• Given problem: Below are some records. Say how many of their lines contain the string "orientation", and give nothing but the number.

-- start --

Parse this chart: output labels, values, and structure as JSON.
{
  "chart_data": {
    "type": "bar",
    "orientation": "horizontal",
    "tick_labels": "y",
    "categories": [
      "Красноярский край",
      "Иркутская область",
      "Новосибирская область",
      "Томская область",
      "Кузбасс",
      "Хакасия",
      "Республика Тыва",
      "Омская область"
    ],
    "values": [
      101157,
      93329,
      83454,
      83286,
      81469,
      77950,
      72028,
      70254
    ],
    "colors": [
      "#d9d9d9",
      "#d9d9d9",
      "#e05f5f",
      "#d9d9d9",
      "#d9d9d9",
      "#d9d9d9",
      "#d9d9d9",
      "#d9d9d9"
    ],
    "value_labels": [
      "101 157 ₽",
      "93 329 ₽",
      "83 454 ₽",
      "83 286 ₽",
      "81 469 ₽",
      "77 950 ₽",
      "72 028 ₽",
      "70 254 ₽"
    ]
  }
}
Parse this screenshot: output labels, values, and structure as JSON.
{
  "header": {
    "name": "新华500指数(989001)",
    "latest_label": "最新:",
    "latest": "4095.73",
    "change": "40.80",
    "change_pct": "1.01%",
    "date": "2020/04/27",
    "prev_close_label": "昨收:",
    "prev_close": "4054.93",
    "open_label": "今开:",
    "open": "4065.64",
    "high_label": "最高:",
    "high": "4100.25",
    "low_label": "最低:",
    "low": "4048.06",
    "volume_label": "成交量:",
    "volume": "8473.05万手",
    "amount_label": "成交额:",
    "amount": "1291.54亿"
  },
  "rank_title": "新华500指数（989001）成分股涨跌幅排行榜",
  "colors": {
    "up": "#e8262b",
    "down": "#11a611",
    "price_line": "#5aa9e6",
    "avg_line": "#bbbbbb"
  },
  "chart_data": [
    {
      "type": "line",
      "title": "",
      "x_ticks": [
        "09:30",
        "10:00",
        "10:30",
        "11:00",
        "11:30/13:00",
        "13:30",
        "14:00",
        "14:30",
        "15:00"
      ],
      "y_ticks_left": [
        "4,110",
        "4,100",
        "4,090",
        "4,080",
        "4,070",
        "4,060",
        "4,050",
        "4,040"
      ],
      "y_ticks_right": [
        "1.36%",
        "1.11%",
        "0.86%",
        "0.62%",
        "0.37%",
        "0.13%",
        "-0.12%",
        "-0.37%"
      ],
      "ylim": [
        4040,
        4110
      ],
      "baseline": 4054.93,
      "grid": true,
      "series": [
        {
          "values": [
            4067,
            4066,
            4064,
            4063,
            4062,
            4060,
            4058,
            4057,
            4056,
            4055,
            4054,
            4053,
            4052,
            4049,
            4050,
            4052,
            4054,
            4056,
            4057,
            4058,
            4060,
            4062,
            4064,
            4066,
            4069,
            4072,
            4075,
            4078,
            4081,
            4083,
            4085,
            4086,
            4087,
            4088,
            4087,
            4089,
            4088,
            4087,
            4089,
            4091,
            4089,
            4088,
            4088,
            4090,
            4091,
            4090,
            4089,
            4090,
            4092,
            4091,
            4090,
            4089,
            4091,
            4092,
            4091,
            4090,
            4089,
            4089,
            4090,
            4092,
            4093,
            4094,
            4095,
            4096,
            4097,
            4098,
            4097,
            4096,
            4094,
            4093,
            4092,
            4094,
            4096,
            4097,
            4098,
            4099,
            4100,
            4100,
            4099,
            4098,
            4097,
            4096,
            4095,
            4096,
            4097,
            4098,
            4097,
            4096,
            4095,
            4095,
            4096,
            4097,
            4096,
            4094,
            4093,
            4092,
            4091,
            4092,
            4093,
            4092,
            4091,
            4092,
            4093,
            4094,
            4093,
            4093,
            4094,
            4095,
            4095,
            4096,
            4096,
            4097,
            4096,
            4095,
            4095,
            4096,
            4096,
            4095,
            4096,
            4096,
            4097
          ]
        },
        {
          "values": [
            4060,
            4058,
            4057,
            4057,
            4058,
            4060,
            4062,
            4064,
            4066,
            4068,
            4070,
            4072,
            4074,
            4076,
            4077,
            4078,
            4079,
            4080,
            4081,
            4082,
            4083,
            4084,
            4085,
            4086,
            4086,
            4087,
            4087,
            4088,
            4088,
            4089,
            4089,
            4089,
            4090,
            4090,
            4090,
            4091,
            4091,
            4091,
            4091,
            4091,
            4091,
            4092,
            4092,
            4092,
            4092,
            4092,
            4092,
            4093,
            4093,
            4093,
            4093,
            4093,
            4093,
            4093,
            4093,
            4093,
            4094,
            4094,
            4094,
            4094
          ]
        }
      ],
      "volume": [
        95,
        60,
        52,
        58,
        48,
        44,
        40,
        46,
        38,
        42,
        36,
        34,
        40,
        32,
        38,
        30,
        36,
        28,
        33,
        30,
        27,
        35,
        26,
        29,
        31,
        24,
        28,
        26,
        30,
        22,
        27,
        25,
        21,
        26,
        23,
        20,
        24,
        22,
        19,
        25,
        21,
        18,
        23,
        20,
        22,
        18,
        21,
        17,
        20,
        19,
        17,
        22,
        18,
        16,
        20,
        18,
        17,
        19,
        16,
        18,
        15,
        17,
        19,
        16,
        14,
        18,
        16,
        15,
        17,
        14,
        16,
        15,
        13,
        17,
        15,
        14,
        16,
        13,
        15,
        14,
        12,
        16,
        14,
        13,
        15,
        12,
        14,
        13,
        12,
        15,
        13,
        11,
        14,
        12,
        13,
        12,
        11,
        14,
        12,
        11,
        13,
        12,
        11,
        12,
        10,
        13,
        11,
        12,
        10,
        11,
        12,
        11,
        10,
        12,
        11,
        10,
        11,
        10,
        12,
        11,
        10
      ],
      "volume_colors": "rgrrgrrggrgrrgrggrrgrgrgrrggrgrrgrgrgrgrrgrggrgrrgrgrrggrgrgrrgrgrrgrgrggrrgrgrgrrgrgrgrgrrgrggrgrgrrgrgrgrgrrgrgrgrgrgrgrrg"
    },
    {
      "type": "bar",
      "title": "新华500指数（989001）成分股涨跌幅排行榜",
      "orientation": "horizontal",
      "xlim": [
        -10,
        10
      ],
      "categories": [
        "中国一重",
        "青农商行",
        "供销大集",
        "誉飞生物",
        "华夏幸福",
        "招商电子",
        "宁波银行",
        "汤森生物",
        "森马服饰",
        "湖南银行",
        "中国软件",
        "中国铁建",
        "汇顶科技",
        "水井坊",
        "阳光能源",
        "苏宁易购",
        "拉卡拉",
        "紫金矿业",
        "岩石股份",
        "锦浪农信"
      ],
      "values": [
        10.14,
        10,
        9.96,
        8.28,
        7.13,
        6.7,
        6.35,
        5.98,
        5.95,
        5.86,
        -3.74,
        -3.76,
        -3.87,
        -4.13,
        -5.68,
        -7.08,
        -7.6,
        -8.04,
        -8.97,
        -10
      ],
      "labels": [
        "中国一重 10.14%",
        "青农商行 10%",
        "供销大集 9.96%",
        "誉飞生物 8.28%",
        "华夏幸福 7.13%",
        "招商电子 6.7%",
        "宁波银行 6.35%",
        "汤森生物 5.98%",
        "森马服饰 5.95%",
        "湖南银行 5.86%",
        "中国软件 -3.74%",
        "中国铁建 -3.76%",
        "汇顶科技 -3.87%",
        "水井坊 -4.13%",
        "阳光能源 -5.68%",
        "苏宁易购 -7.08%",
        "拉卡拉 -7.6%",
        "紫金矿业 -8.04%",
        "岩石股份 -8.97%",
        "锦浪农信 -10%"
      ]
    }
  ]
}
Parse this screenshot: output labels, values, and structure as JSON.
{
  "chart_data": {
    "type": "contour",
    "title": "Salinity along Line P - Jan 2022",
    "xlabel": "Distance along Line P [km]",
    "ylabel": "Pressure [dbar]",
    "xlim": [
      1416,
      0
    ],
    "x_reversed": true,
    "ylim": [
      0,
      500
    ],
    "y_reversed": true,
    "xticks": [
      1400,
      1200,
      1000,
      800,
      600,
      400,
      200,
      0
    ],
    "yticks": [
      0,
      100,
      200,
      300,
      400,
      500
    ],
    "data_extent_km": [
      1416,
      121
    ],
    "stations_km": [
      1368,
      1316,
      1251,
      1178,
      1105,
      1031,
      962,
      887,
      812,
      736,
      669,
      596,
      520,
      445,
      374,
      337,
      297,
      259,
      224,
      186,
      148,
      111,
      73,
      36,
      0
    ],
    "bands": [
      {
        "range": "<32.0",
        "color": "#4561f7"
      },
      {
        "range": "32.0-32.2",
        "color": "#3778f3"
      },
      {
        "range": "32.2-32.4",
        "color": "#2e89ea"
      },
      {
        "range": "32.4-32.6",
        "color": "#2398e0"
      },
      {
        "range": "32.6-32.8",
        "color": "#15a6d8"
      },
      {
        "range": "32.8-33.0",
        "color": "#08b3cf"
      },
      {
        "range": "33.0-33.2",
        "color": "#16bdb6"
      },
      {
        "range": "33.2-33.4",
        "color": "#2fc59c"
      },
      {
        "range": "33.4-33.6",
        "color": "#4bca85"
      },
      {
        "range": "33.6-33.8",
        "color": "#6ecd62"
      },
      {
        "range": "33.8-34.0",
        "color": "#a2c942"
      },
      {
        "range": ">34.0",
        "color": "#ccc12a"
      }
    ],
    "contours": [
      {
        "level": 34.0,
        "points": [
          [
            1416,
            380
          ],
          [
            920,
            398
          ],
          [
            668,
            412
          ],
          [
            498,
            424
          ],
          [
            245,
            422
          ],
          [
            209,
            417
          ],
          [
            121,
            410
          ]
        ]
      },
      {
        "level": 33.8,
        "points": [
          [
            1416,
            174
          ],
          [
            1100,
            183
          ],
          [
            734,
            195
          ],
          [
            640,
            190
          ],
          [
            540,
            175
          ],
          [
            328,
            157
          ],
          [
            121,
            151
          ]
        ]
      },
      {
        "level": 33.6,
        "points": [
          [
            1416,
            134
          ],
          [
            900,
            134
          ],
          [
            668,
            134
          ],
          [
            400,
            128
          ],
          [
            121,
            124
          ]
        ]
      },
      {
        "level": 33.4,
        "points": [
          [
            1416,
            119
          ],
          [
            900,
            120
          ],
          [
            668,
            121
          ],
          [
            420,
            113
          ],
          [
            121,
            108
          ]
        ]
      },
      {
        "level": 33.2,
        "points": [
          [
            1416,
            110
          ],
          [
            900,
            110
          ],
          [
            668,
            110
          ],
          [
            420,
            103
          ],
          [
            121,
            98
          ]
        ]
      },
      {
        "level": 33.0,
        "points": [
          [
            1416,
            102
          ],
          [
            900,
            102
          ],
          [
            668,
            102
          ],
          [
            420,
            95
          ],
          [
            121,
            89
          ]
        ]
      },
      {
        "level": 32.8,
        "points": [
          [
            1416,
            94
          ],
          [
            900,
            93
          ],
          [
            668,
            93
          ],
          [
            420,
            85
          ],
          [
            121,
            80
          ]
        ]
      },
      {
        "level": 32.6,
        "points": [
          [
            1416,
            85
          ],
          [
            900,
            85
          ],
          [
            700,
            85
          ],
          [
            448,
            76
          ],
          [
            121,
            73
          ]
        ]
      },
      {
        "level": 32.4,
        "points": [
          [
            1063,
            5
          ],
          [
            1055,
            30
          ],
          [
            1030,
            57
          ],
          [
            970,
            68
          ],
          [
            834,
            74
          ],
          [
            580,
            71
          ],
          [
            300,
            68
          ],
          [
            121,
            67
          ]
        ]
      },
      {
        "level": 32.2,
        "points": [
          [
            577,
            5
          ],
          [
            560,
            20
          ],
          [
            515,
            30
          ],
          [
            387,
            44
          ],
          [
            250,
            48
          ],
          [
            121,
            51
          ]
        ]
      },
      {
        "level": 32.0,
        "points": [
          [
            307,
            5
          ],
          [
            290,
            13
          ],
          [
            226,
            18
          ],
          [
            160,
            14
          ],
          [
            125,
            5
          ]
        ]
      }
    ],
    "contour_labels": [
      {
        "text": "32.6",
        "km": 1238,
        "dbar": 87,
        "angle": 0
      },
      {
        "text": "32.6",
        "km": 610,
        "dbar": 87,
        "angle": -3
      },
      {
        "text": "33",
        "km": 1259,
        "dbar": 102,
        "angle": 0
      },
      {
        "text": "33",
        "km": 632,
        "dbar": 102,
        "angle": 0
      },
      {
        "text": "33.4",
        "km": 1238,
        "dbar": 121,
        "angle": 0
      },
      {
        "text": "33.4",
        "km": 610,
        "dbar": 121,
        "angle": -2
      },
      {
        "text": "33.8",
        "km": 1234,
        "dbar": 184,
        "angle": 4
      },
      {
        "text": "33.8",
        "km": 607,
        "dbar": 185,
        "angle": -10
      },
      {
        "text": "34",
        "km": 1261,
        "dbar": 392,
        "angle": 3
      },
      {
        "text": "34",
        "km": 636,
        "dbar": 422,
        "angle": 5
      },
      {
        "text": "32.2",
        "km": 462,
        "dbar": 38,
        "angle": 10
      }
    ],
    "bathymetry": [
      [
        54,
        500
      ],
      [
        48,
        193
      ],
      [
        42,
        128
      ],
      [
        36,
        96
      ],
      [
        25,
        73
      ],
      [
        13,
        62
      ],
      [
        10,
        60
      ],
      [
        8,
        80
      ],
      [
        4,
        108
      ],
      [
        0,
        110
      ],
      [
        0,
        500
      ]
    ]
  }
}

-- end --

• Exercise solution: 2